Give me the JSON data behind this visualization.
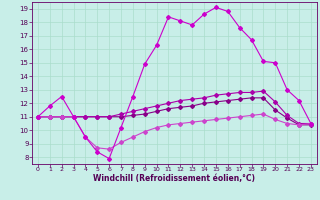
{
  "xlabel": "Windchill (Refroidissement éolien,°C)",
  "bg_color": "#c8eee8",
  "grid_color": "#aaddcc",
  "line_color": "#cc00cc",
  "xlim": [
    -0.5,
    23.5
  ],
  "ylim": [
    7.5,
    19.5
  ],
  "xticks": [
    0,
    1,
    2,
    3,
    4,
    5,
    6,
    7,
    8,
    9,
    10,
    11,
    12,
    13,
    14,
    15,
    16,
    17,
    18,
    19,
    20,
    21,
    22,
    23
  ],
  "yticks": [
    8,
    9,
    10,
    11,
    12,
    13,
    14,
    15,
    16,
    17,
    18,
    19
  ],
  "line1_x": [
    0,
    1,
    2,
    3,
    4,
    5,
    6,
    7,
    8,
    9,
    10,
    11,
    12,
    13,
    14,
    15,
    16,
    17,
    18,
    19,
    20,
    21,
    22,
    23
  ],
  "line1_y": [
    11,
    11.8,
    12.5,
    11,
    9.5,
    8.4,
    7.9,
    10.2,
    12.5,
    14.9,
    16.3,
    18.4,
    18.1,
    17.8,
    18.6,
    19.1,
    18.8,
    17.6,
    16.7,
    15.1,
    15.0,
    13.0,
    12.2,
    10.5
  ],
  "line2_x": [
    0,
    1,
    2,
    3,
    4,
    5,
    6,
    7,
    8,
    9,
    10,
    11,
    12,
    13,
    14,
    15,
    16,
    17,
    18,
    19,
    20,
    21,
    22,
    23
  ],
  "line2_y": [
    11,
    11,
    11,
    11,
    11,
    11,
    11,
    11.2,
    11.4,
    11.6,
    11.8,
    12.0,
    12.2,
    12.3,
    12.4,
    12.6,
    12.7,
    12.8,
    12.8,
    12.9,
    12.1,
    11.1,
    10.5,
    10.5
  ],
  "line3_x": [
    0,
    1,
    2,
    3,
    4,
    5,
    6,
    7,
    8,
    9,
    10,
    11,
    12,
    13,
    14,
    15,
    16,
    17,
    18,
    19,
    20,
    21,
    22,
    23
  ],
  "line3_y": [
    11,
    11,
    11,
    11,
    11,
    11,
    11,
    11.0,
    11.1,
    11.2,
    11.4,
    11.6,
    11.7,
    11.8,
    12.0,
    12.1,
    12.2,
    12.3,
    12.4,
    12.4,
    11.5,
    10.9,
    10.4,
    10.4
  ],
  "line4_x": [
    0,
    1,
    2,
    3,
    4,
    5,
    6,
    7,
    8,
    9,
    10,
    11,
    12,
    13,
    14,
    15,
    16,
    17,
    18,
    19,
    20,
    21,
    22,
    23
  ],
  "line4_y": [
    11,
    11,
    11,
    11,
    9.5,
    8.7,
    8.6,
    9.1,
    9.5,
    9.9,
    10.2,
    10.4,
    10.5,
    10.6,
    10.7,
    10.8,
    10.9,
    11.0,
    11.1,
    11.2,
    10.8,
    10.5,
    10.4,
    10.5
  ]
}
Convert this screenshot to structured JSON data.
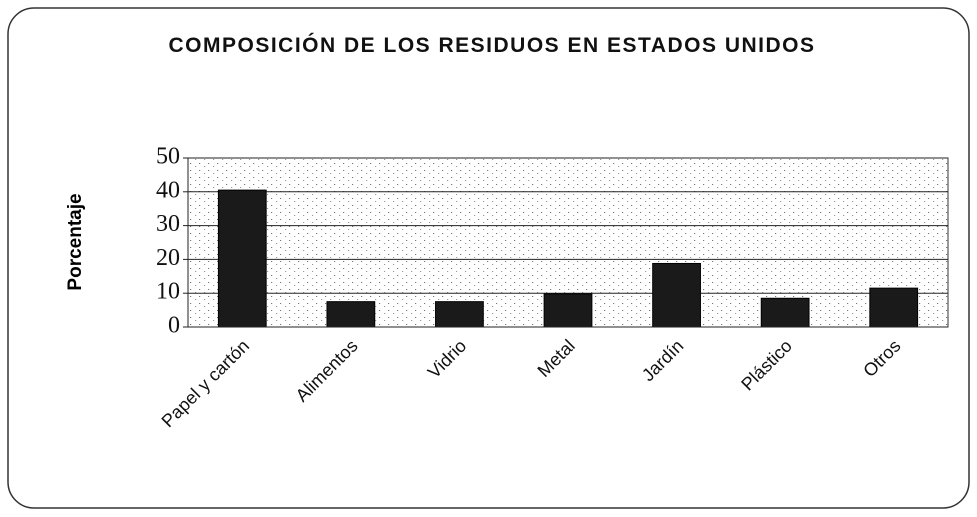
{
  "chart_data": {
    "type": "bar",
    "title": "COMPOSICIÓN DE LOS RESIDUOS EN ESTADOS UNIDOS",
    "y_label": "Porcentaje",
    "categories": [
      "Papel y cartón",
      "Alimentos",
      "Vidrio",
      "Metal",
      "Jardín",
      "Plástico",
      "Otros"
    ],
    "values": [
      40.5,
      7.5,
      7.5,
      9.8,
      18.8,
      8.5,
      11.5
    ],
    "color": "#1a1a1a",
    "ylim": [
      0,
      50
    ],
    "yticks": [
      0,
      10,
      20,
      30,
      40,
      50
    ],
    "grid": true
  }
}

══════════

**JOB**: Extract, verbatim and alone, the lines from the line that contains "Convert this screenshot" to the last line of the records, inclusive; drop any picture.

**ANSWER**:
Convert this screenshot to structured JSON data.
{
  "chart_data": {
    "type": "bar",
    "title": "COMPOSICIÓN DE LOS RESIDUOS EN ESTADOS UNIDOS",
    "y_label": "Porcentaje",
    "categories": [
      "Papel y cartón",
      "Alimentos",
      "Vidrio",
      "Metal",
      "Jardín",
      "Plástico",
      "Otros"
    ],
    "values": [
      40.5,
      7.5,
      7.5,
      9.8,
      18.8,
      8.5,
      11.5
    ],
    "color": "#1a1a1a",
    "ylim": [
      0,
      50
    ],
    "yticks": [
      0,
      10,
      20,
      30,
      40,
      50
    ],
    "grid": true
  }
}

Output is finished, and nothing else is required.